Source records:
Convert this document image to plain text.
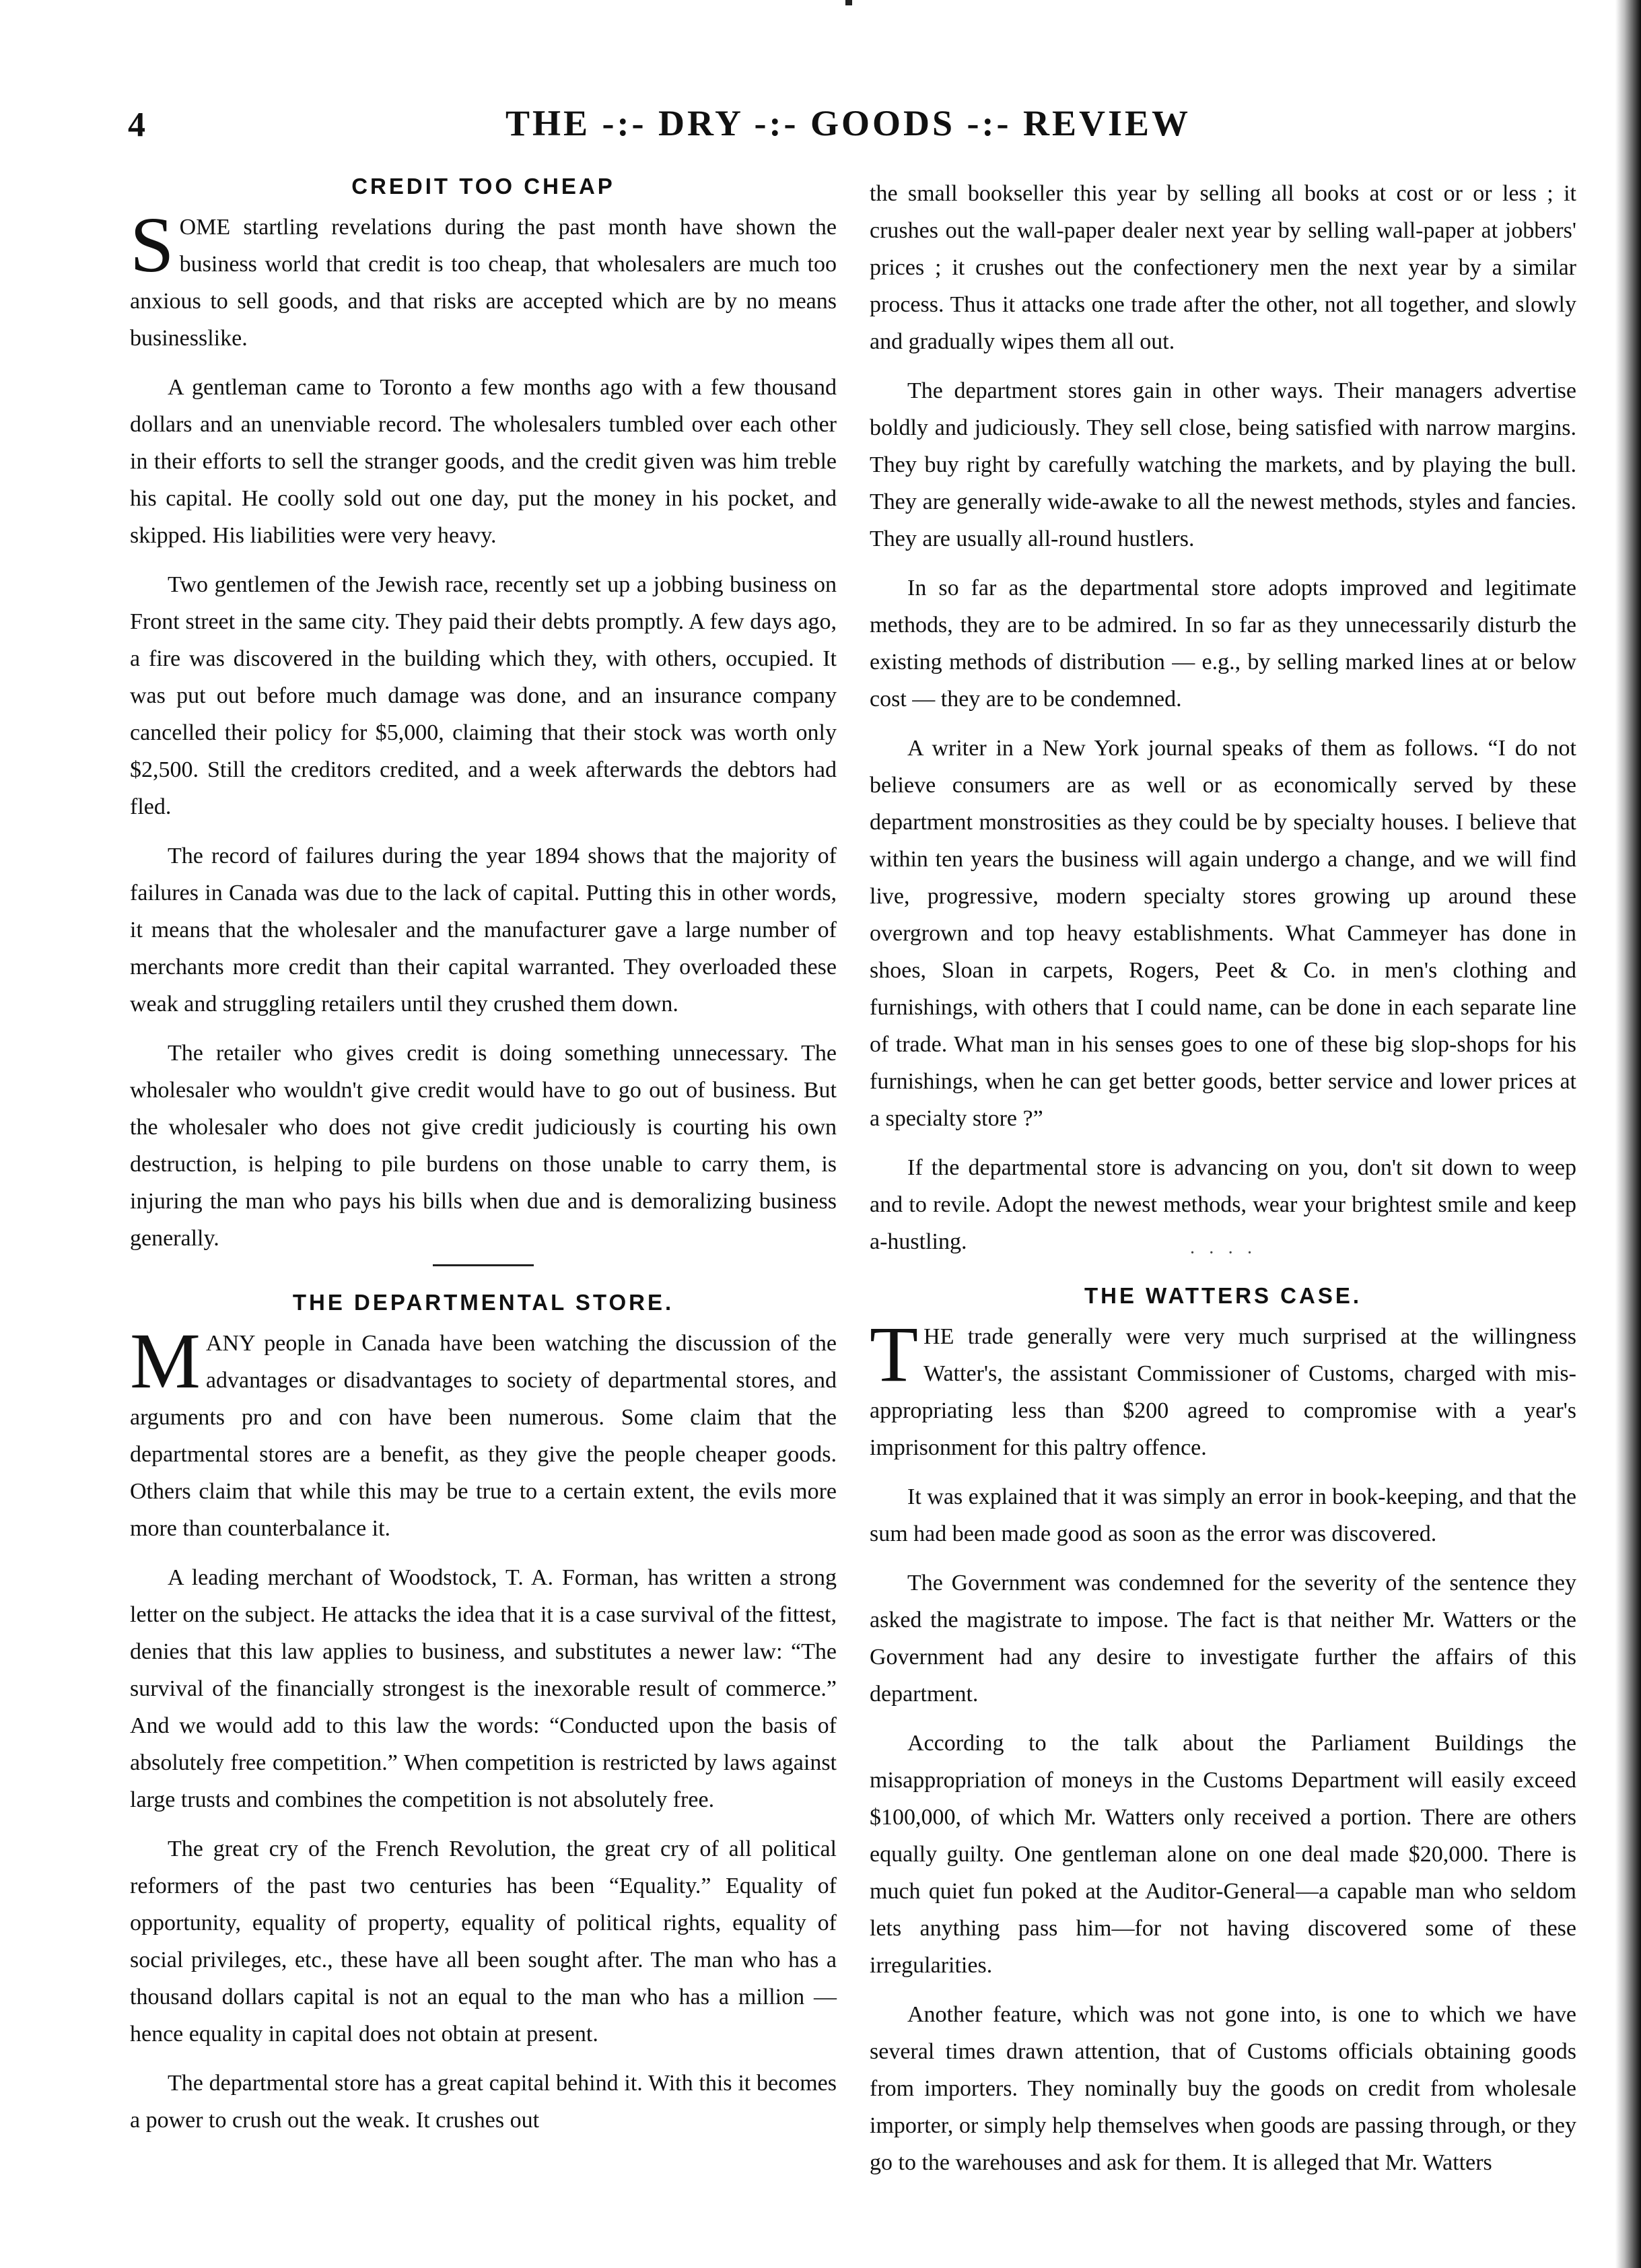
4	THE -:- DRY -:- GOODS -:- REVIEW
CREDIT TOO CHEAP

SOME startling revelations during the past month have shown the business world that credit is too cheap, that wholesalers are much too anxious to sell goods, and that risks are accepted which are by no means businesslike.

A gentleman came to Toronto a few months ago with a few thousand dollars and an unenviable record. The wholesalers tumbled over each other in their efforts to sell the stranger goods, and the credit given was him treble his capital. He coolly sold out one day, put the money in his pocket, and skipped. His liabilities were very heavy.

Two gentlemen of the Jewish race, recently set up a jobbing business on Front street in the same city. They paid their debts promptly. A few days ago, a fire was discovered in the building which they, with others, occupied. It was put out before much damage was done, and an insurance company cancelled their policy for $5,000, claiming that their stock was worth only $2,500. Still the creditors credited, and a week afterwards the debtors had fled.

The record of failures during the year 1894 shows that the majority of failures in Canada was due to the lack of capital. Putting this in other words, it means that the wholesaler and the manufacturer gave a large number of merchants more credit than their capital warranted. They overloaded these weak and struggling retailers until they crushed them down.

The retailer who gives credit is doing something unnecessary. The wholesaler who wouldn't give credit would have to go out of business. But the wholesaler who does not give credit judiciously is courting his own destruction, is helping to pile burdens on those unable to carry them, is injuring the man who pays his bills when due and is demoralizing business generally.

THE DEPARTMENTAL STORE.

MANY people in Canada have been watching the discussion of the advantages or disadvantages to society of departmental stores, and arguments pro and con have been numerous. Some claim that the departmental stores are a benefit, as they give the people cheaper goods. Others claim that while this may be true to a certain extent, the evils more more than counterbalance it.

A leading merchant of Woodstock, T. A. Forman, has written a strong letter on the subject. He attacks the idea that it is a case survival of the fittest, denies that this law applies to business, and substitutes a newer law: “The survival of the financially strongest is the inexorable result of commerce.” And we would add to this law the words: “Conducted upon the basis of absolutely free competition.” When competition is restricted by laws against large trusts and combines the competition is not absolutely free.

The great cry of the French Revolution, the great cry of all political reformers of the past two centuries has been “Equality.” Equality of opportunity, equality of property, equality of political rights, equality of social privileges, etc., these have all been sought after. The man who has a thousand dollars capital is not an equal to the man who has a million — hence equality in capital does not obtain at present.

The departmental store has a great capital behind it. With this it becomes a power to crush out the weak. It crushes out

the small bookseller this year by selling all books at cost or or less ; it crushes out the wall-paper dealer next year by selling wall-paper at jobbers' prices ; it crushes out the confectionery men the next year by a similar process. Thus it attacks one trade after the other, not all together, and slowly and gradually wipes them all out.

The department stores gain in other ways. Their managers advertise boldly and judiciously. They sell close, being satisfied with narrow margins. They buy right by carefully watching the markets, and by playing the bull. They are generally wide-awake to all the newest methods, styles and fancies. They are usually all-round hustlers.

In so far as the departmental store adopts improved and legitimate methods, they are to be admired. In so far as they unnecessarily disturb the existing methods of distribution — e.g., by selling marked lines at or below cost — they are to be condemned.

A writer in a New York journal speaks of them as follows. “I do not believe consumers are as well or as economically served by these department monstrosities as they could be by specialty houses. I believe that within ten years the business will again undergo a change, and we will find live, progressive, modern specialty stores growing up around these overgrown and top heavy establishments. What Cammeyer has done in shoes, Sloan in carpets, Rogers, Peet & Co. in men's clothing and furnishings, with others that I could name, can be done in each separate line of trade. What man in his senses goes to one of these big slop-shops for his furnishings, when he can get better goods, better service and lower prices at a specialty store ?”

If the departmental store is advancing on you, don't sit down to weep and to revile. Adopt the newest methods, wear your brightest smile and keep a-hustling.	· · · ·
THE WATTERS CASE.

THE trade generally were very much surprised at the willingness Watter's, the assistant Commissioner of Customs, charged with mis-appropriating less than $200 agreed to compromise with a year's imprisonment for this paltry offence.

It was explained that it was simply an error in book-keeping, and that the sum had been made good as soon as the error was discovered.

The Government was condemned for the severity of the sentence they asked the magistrate to impose. The fact is that neither Mr. Watters or the Government had any desire to investigate further the affairs of this department.

According to the talk about the Parliament Buildings the misappropriation of moneys in the Customs Department will easily exceed $100,000, of which Mr. Watters only received a portion. There are others equally guilty. One gentleman alone on one deal made $20,000. There is much quiet fun poked at the Auditor-General—a capable man who seldom lets anything pass him—for not having discovered some of these irregularities.

Another feature, which was not gone into, is one to which we have several times drawn attention, that of Customs officials obtaining goods from importers. They nominally buy the goods on credit from wholesale importer, or simply help themselves when goods are passing through, or they go to the warehouses and ask for them. It is alleged that Mr. Watters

REQUIREMENTS >> Write the number of lines containing the word "past" and nothing besides it.

SOLUTION >> 2